(INPUT FOR THIS TASK):

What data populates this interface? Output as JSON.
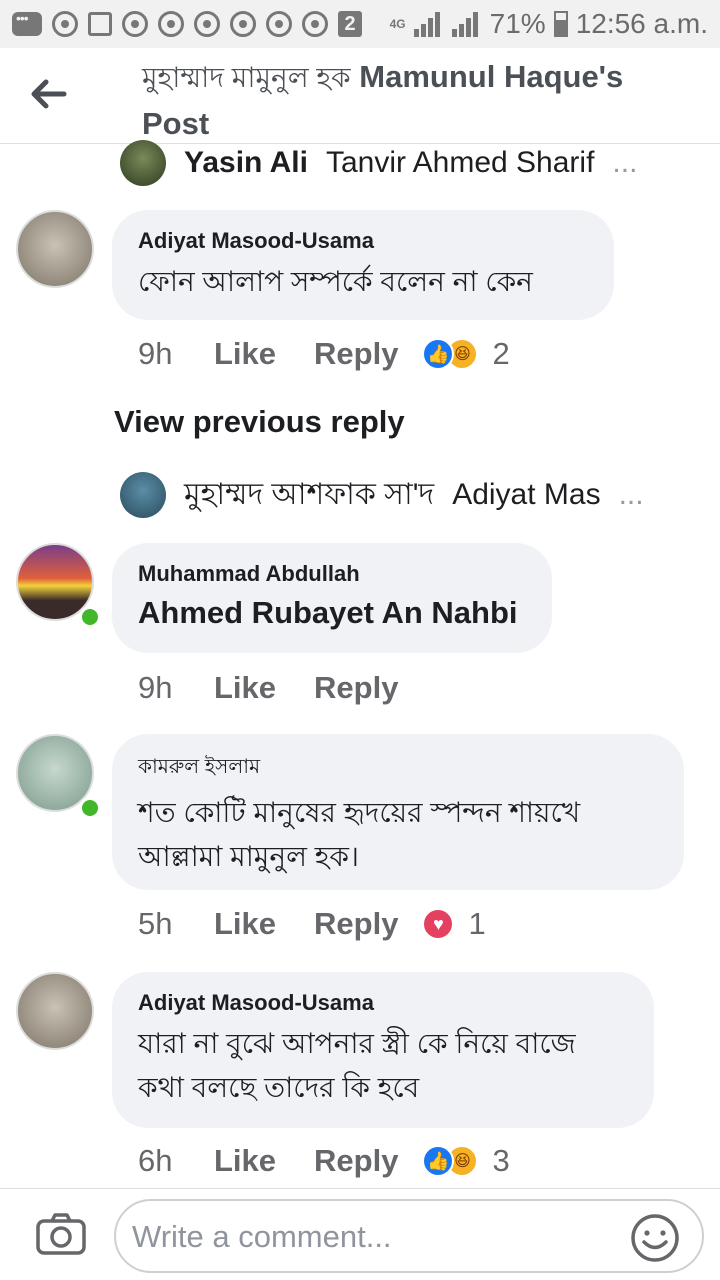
{
  "status_bar": {
    "network": "4G",
    "battery": "71%",
    "time": "12:56 a.m.",
    "badge": "2"
  },
  "header": {
    "title_bn": "মুহাম্মাদ মামুনুল হক",
    "title_en": "Mamunul Haque's Post"
  },
  "reply_row_1": {
    "name": "Yasin Ali",
    "preview": "Tanvir Ahmed Sharif",
    "ellipsis": "..."
  },
  "comments": [
    {
      "author": "Adiyat Masood-Usama",
      "text": "ফোন আলাপ সম্পর্কে বলেন না কেন",
      "time": "9h",
      "like": "Like",
      "reply": "Reply",
      "reactions": [
        "like",
        "haha"
      ],
      "reaction_count": "2"
    },
    {
      "author": "Muhammad Abdullah",
      "text": "Ahmed Rubayet An Nahbi",
      "time": "9h",
      "like": "Like",
      "reply": "Reply"
    },
    {
      "author": "কামরুল ইসলাম",
      "text_line1": "শত কোটি মানুষের হৃদয়ের স্পন্দন শায়খে",
      "text_line2": "আল্লামা মামুনুল হক।",
      "time": "5h",
      "like": "Like",
      "reply": "Reply",
      "reactions": [
        "love"
      ],
      "reaction_count": "1"
    },
    {
      "author": "Adiyat Masood-Usama",
      "text_line1": "যারা না বুঝে আপনার স্ত্রী কে নিয়ে বাজে",
      "text_line2": "কথা বলছে তাদের কি হবে",
      "time": "6h",
      "like": "Like",
      "reply": "Reply",
      "reactions": [
        "like",
        "haha"
      ],
      "reaction_count": "3"
    }
  ],
  "view_previous": "View previous reply",
  "reply_row_2": {
    "name": "মুহাম্মদ আশফাক সা'দ",
    "preview": "Adiyat Mas",
    "ellipsis": "..."
  },
  "composer": {
    "placeholder": "Write a comment..."
  },
  "colors": {
    "like_blue": "#1877f2",
    "online_green": "#42b72a",
    "bubble_gray": "#f0f2f5",
    "love_red": "#e4405f"
  },
  "icons": [
    "back-arrow-icon",
    "camera-icon",
    "smiley-icon",
    "like-reaction-icon",
    "haha-reaction-icon",
    "love-reaction-icon"
  ]
}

(WHAT IS BEING ASKED): Print all the records again exactly; do not include any picture.

(TASK RESULT):
What data populates this interface? Output as JSON.
{
  "status_bar": {
    "network": "4G",
    "battery": "71%",
    "time": "12:56 a.m.",
    "badge": "2"
  },
  "header": {
    "title_bn": "মুহাম্মাদ মামুনুল হক",
    "title_en": "Mamunul Haque's Post"
  },
  "reply_row_1": {
    "name": "Yasin Ali",
    "preview": "Tanvir Ahmed Sharif",
    "ellipsis": "..."
  },
  "comments": [
    {
      "author": "Adiyat Masood-Usama",
      "text": "ফোন আলাপ সম্পর্কে বলেন না কেন",
      "time": "9h",
      "like": "Like",
      "reply": "Reply",
      "reactions": [
        "like",
        "haha"
      ],
      "reaction_count": "2"
    },
    {
      "author": "Muhammad Abdullah",
      "text": "Ahmed Rubayet An Nahbi",
      "time": "9h",
      "like": "Like",
      "reply": "Reply"
    },
    {
      "author": "কামরুল ইসলাম",
      "text_line1": "শত কোটি মানুষের হৃদয়ের স্পন্দন শায়খে",
      "text_line2": "আল্লামা মামুনুল হক।",
      "time": "5h",
      "like": "Like",
      "reply": "Reply",
      "reactions": [
        "love"
      ],
      "reaction_count": "1"
    },
    {
      "author": "Adiyat Masood-Usama",
      "text_line1": "যারা না বুঝে আপনার স্ত্রী কে নিয়ে বাজে",
      "text_line2": "কথা বলছে তাদের কি হবে",
      "time": "6h",
      "like": "Like",
      "reply": "Reply",
      "reactions": [
        "like",
        "haha"
      ],
      "reaction_count": "3"
    }
  ],
  "view_previous": "View previous reply",
  "reply_row_2": {
    "name": "মুহাম্মদ আশফাক সা'দ",
    "preview": "Adiyat Mas",
    "ellipsis": "..."
  },
  "composer": {
    "placeholder": "Write a comment..."
  },
  "colors": {
    "like_blue": "#1877f2",
    "online_green": "#42b72a",
    "bubble_gray": "#f0f2f5",
    "love_red": "#e4405f"
  },
  "icons": [
    "back-arrow-icon",
    "camera-icon",
    "smiley-icon",
    "like-reaction-icon",
    "haha-reaction-icon",
    "love-reaction-icon"
  ]
}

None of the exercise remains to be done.